### PROBLEM STATEMENT
Express every line of the items below as a Markdown table with the columns "Row" and "Text", numbering each row and skipping blank lines. Leave out the picture lines.

◆ ◆ ◆

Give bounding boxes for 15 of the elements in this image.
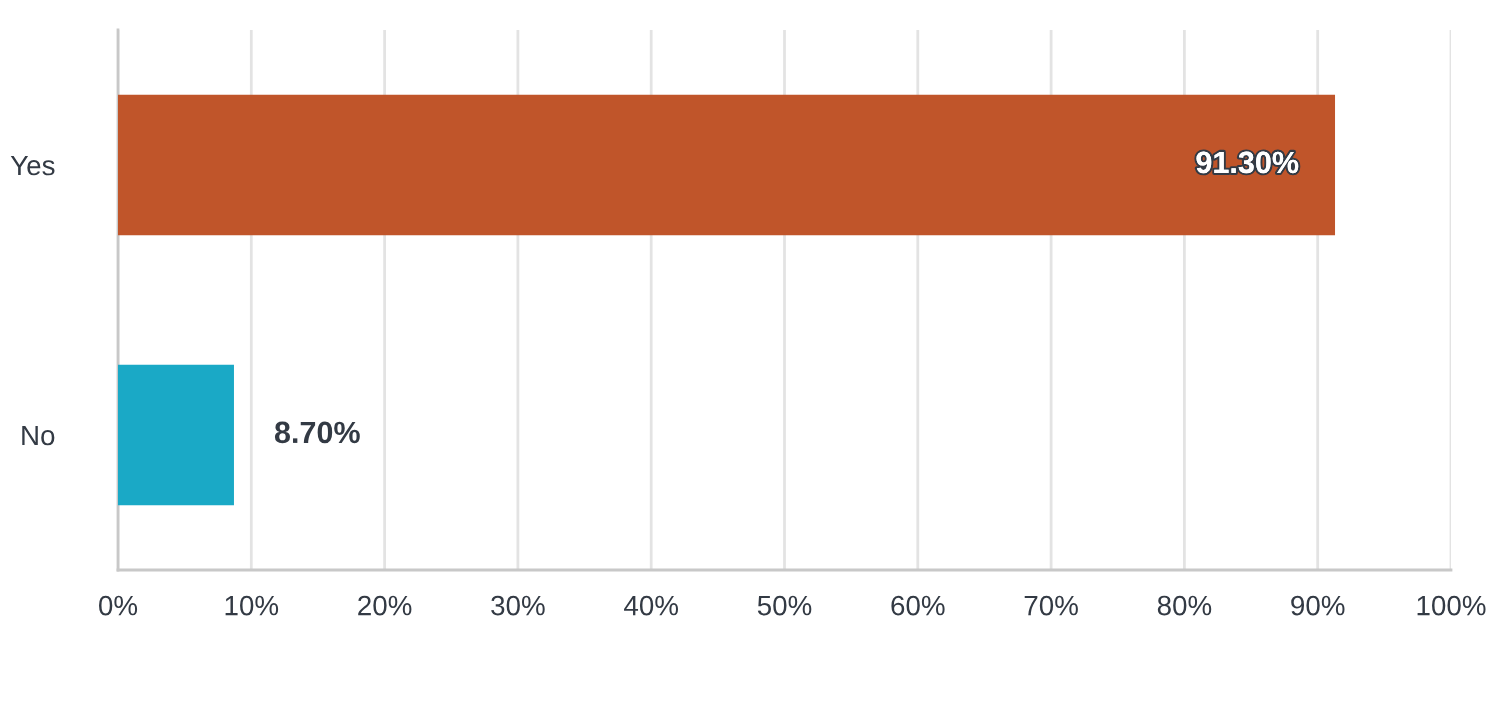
y-tick-label: No (22, 425, 55, 446)
data-label: 91.30% (1196, 151, 1299, 174)
y-tick-label: Yes (10, 155, 55, 176)
x-tick-label: 40% (624, 595, 679, 616)
x-tick-label: 70% (1024, 595, 1078, 616)
x-tick-label: 50% (757, 595, 812, 616)
x-tick-label: 100% (1417, 595, 1486, 616)
x-tick-label: 60% (891, 595, 945, 616)
x-tick-label: 90% (1291, 595, 1345, 616)
x-tick-label: 0% (99, 595, 138, 616)
x-tick-label: 30% (491, 595, 545, 616)
x-tick-label: 80% (1157, 595, 1212, 616)
x-tick-label: 10% (225, 595, 279, 616)
data-label: 8.70% (274, 421, 360, 444)
x-tick-label: 20% (358, 595, 412, 616)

◆ ◆ ◆

### THE OUTPUT
| Row | Text |
|---|---|
| 1 | Give bounding boxes for 15 of the elements in this image. |
| 2 | y-tick-label: No (22, 425, 55, 446) |
| 3 | data-label: 91.30% (1196, 151, 1299, 174) |
| 4 | y-tick-label: Yes (10, 155, 55, 176) |
| 5 | x-tick-label: 40% (624, 595, 679, 616) |
| 6 | x-tick-label: 70% (1024, 595, 1078, 616) |
| 7 | x-tick-label: 50% (757, 595, 812, 616) |
| 8 | x-tick-label: 100% (1417, 595, 1486, 616) |
| 9 | x-tick-label: 60% (891, 595, 945, 616) |
| 10 | x-tick-label: 90% (1291, 595, 1345, 616) |
| 11 | x-tick-label: 0% (99, 595, 138, 616) |
| 12 | x-tick-label: 30% (491, 595, 545, 616) |
| 13 | x-tick-label: 80% (1157, 595, 1212, 616) |
| 14 | x-tick-label: 10% (225, 595, 279, 616) |
| 15 | data-label: 8.70% (274, 421, 360, 444) |
| 16 | x-tick-label: 20% (358, 595, 412, 616) |